[Raw records]
####
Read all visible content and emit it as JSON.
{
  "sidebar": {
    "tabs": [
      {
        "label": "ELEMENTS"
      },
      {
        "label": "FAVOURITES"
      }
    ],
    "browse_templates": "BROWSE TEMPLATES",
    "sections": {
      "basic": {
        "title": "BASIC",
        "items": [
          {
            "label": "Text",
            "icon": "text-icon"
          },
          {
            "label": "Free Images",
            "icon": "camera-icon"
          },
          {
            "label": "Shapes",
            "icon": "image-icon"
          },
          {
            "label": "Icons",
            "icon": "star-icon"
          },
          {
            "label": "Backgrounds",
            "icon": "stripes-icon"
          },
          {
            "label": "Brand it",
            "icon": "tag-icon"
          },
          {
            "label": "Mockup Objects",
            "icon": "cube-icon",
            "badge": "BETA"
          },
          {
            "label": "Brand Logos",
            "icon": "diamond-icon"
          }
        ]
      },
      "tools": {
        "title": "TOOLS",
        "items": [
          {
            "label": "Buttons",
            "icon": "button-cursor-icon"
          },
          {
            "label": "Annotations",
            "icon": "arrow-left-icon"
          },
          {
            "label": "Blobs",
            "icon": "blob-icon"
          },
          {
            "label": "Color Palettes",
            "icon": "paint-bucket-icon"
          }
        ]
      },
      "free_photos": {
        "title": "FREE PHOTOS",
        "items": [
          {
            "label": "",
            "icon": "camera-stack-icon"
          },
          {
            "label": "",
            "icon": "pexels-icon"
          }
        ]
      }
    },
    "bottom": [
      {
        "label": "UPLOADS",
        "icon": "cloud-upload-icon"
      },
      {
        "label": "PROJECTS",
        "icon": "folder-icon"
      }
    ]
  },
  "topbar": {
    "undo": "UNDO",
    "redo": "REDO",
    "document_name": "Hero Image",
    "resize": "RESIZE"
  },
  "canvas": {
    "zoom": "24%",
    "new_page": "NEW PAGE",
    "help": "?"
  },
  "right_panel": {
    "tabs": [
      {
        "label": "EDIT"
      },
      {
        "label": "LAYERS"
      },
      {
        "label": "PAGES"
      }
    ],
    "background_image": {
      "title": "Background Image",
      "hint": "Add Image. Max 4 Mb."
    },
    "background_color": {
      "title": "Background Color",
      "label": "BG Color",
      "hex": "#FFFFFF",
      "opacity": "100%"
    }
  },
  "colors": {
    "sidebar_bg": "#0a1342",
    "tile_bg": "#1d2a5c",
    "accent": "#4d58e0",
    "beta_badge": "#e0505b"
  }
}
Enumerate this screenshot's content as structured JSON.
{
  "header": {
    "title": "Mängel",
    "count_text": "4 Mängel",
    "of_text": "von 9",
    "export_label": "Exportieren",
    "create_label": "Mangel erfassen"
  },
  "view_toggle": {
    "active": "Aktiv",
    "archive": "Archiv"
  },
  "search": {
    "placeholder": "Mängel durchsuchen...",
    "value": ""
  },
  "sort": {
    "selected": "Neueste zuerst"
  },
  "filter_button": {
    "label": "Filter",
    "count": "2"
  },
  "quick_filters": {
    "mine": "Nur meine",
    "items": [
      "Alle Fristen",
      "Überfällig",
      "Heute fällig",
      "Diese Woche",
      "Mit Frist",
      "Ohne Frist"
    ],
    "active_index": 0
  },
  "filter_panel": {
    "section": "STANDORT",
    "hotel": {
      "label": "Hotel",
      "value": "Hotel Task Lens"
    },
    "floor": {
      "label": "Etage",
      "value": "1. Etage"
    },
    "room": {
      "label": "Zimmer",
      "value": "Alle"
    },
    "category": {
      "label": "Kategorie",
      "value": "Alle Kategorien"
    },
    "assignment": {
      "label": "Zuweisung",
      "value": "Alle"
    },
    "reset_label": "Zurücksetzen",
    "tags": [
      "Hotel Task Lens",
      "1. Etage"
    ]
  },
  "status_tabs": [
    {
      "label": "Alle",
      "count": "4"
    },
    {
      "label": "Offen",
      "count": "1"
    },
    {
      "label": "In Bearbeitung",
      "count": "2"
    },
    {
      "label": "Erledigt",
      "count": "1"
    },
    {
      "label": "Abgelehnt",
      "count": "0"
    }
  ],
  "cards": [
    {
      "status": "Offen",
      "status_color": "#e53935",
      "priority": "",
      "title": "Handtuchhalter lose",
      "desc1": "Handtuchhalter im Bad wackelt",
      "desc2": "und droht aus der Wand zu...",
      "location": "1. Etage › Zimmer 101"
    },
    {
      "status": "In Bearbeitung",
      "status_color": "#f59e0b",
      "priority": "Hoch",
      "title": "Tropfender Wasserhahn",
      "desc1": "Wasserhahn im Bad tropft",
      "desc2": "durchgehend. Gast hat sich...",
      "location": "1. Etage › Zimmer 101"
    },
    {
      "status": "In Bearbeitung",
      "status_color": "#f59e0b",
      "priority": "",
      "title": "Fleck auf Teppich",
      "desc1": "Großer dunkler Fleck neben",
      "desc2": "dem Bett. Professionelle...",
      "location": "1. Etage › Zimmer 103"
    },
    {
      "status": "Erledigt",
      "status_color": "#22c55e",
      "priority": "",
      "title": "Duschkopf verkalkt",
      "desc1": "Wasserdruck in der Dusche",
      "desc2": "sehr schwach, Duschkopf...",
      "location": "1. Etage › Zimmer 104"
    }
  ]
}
####
**Written problem:**
In the entries above, find every line with the word "Zimmer" and list it.

**Solution:**
      "label": "Zimmer",
      "location": "1. Etage › Zimmer 101"
      "location": "1. Etage › Zimmer 101"
      "location": "1. Etage › Zimmer 103"
      "location": "1. Etage › Zimmer 104"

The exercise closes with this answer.